◆ **Supplied material**:
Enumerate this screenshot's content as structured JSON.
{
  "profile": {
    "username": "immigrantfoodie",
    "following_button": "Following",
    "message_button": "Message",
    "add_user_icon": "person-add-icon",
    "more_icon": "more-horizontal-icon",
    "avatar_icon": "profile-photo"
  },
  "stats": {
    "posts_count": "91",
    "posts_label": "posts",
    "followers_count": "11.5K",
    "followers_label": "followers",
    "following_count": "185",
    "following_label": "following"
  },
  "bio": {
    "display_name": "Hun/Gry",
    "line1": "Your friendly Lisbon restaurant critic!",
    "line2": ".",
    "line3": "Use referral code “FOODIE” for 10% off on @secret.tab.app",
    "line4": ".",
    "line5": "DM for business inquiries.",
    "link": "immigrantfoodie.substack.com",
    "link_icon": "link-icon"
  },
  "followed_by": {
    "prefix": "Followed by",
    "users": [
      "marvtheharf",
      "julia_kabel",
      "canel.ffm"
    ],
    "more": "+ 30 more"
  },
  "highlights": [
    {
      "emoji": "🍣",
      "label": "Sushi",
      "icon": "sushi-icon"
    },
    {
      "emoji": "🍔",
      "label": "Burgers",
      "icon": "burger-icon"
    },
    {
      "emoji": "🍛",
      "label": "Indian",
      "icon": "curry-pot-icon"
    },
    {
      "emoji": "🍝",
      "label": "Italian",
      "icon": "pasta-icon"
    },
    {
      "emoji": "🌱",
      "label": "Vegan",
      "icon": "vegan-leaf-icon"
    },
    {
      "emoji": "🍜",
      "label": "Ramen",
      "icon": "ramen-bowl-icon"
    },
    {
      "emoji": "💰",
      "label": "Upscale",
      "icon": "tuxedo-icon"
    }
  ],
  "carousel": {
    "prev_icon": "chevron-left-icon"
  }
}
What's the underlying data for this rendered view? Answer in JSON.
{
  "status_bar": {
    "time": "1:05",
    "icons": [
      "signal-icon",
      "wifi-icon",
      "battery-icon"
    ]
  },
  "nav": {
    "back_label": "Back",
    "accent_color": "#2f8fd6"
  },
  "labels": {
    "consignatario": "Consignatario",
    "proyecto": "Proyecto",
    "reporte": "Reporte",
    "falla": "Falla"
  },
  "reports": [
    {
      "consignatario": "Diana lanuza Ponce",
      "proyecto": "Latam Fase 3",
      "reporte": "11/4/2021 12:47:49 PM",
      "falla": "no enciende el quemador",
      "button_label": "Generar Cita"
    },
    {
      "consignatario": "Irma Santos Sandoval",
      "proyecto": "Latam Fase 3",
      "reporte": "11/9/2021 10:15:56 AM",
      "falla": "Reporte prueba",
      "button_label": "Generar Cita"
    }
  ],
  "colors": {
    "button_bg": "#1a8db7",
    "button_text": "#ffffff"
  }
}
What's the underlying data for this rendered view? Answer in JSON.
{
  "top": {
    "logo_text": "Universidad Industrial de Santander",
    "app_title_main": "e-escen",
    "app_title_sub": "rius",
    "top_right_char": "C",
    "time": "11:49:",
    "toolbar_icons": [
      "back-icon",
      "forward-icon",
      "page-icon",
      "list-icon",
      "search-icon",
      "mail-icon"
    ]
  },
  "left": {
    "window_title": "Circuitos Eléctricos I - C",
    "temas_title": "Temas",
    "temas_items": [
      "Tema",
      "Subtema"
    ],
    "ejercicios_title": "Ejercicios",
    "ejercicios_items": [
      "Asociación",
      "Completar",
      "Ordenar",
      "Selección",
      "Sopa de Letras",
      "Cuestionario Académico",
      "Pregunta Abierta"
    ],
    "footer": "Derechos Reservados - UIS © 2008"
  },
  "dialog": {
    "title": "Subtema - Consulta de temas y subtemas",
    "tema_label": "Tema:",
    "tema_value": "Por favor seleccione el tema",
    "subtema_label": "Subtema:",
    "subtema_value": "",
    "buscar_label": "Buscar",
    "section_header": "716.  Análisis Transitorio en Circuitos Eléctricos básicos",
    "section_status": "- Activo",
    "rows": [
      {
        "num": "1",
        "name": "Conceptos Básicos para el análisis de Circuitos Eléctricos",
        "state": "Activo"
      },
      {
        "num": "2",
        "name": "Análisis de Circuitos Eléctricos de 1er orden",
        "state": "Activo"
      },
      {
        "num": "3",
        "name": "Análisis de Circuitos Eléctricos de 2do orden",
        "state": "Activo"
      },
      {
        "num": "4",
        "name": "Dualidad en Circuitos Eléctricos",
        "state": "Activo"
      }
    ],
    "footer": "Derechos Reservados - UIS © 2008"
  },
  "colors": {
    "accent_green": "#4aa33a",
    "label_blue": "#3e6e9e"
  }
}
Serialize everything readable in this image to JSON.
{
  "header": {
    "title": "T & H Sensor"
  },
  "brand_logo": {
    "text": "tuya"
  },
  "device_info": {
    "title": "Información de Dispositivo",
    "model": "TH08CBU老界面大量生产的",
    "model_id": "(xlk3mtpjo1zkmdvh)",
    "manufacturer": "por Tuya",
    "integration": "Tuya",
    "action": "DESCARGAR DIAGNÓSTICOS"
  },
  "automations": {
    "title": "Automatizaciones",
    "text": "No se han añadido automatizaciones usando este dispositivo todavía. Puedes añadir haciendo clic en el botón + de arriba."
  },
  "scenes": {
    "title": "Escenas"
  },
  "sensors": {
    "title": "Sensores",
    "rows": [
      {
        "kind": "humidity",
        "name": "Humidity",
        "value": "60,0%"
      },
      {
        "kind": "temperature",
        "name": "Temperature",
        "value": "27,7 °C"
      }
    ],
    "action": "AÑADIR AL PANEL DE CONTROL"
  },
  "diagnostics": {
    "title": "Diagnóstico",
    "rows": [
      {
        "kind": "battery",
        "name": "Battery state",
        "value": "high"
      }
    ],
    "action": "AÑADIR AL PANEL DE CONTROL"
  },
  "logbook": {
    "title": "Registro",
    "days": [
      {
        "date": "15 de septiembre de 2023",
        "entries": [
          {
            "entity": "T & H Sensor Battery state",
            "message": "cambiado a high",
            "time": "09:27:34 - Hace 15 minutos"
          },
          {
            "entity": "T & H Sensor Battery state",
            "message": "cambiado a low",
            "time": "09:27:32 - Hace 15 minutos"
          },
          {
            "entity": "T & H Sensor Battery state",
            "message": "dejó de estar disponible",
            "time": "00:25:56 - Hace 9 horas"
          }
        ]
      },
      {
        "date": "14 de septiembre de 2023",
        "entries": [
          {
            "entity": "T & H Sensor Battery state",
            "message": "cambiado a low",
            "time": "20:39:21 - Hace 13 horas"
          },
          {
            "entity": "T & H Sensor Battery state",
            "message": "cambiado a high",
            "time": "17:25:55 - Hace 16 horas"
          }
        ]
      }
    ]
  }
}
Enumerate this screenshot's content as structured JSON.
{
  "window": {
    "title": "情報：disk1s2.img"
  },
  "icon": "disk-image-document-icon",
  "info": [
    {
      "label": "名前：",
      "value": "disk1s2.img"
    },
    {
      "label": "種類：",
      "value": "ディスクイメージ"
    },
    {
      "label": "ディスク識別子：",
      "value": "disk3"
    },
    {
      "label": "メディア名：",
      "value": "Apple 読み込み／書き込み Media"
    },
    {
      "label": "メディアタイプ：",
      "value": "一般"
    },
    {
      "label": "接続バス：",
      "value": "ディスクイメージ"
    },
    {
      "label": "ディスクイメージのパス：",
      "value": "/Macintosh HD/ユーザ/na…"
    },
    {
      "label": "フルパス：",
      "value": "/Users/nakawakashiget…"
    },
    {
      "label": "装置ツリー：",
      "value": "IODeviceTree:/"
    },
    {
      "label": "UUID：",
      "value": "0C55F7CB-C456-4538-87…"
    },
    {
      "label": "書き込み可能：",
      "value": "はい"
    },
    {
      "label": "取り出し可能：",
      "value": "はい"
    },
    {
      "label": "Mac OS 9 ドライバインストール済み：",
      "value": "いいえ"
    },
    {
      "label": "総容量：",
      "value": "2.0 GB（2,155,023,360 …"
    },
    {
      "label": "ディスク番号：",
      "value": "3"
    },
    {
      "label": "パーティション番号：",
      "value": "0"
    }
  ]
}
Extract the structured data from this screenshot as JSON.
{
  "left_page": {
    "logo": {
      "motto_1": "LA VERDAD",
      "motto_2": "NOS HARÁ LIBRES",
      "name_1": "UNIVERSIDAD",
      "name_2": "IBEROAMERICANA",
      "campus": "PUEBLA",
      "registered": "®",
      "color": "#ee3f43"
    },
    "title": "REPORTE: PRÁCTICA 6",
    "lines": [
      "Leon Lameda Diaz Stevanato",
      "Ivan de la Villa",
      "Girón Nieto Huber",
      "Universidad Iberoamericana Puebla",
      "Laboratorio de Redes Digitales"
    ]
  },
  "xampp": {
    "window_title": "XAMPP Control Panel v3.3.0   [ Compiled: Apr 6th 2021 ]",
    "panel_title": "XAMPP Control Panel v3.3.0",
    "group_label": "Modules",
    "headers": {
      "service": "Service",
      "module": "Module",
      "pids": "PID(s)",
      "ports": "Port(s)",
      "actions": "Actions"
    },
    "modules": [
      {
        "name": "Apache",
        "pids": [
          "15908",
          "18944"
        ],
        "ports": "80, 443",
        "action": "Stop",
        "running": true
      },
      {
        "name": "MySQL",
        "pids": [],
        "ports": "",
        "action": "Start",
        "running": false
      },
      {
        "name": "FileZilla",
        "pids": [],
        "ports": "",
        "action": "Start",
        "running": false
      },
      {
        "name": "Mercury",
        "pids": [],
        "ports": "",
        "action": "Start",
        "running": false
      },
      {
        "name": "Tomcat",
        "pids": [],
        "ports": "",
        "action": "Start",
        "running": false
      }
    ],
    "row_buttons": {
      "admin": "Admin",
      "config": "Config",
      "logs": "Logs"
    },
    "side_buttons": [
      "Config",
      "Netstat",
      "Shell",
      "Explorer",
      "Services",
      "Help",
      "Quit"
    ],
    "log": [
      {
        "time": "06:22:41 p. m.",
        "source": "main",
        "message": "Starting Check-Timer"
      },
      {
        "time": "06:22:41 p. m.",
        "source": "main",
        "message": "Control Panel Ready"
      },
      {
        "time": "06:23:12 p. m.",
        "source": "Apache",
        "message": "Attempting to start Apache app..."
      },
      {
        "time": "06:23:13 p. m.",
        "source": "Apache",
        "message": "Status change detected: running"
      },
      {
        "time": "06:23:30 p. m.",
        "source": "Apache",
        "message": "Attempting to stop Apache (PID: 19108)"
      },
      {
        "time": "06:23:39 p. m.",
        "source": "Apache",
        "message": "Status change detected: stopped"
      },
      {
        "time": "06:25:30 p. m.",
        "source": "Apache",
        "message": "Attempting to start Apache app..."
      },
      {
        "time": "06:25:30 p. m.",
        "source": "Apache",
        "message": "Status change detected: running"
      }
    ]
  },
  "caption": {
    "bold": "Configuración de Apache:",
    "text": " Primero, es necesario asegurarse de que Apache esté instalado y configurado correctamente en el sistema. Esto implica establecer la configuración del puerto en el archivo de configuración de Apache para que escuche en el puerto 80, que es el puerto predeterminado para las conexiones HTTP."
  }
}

◆ **Your goal**:
Show the lines that mention the word "emoji".

◆ **Answer to this task**:
      "emoji": "🍣",
      "emoji": "🍔",
      "emoji": "🍛",
      "emoji": "🍝",
      "emoji": "🌱",
      "emoji": "🍜",
      "emoji": "💰",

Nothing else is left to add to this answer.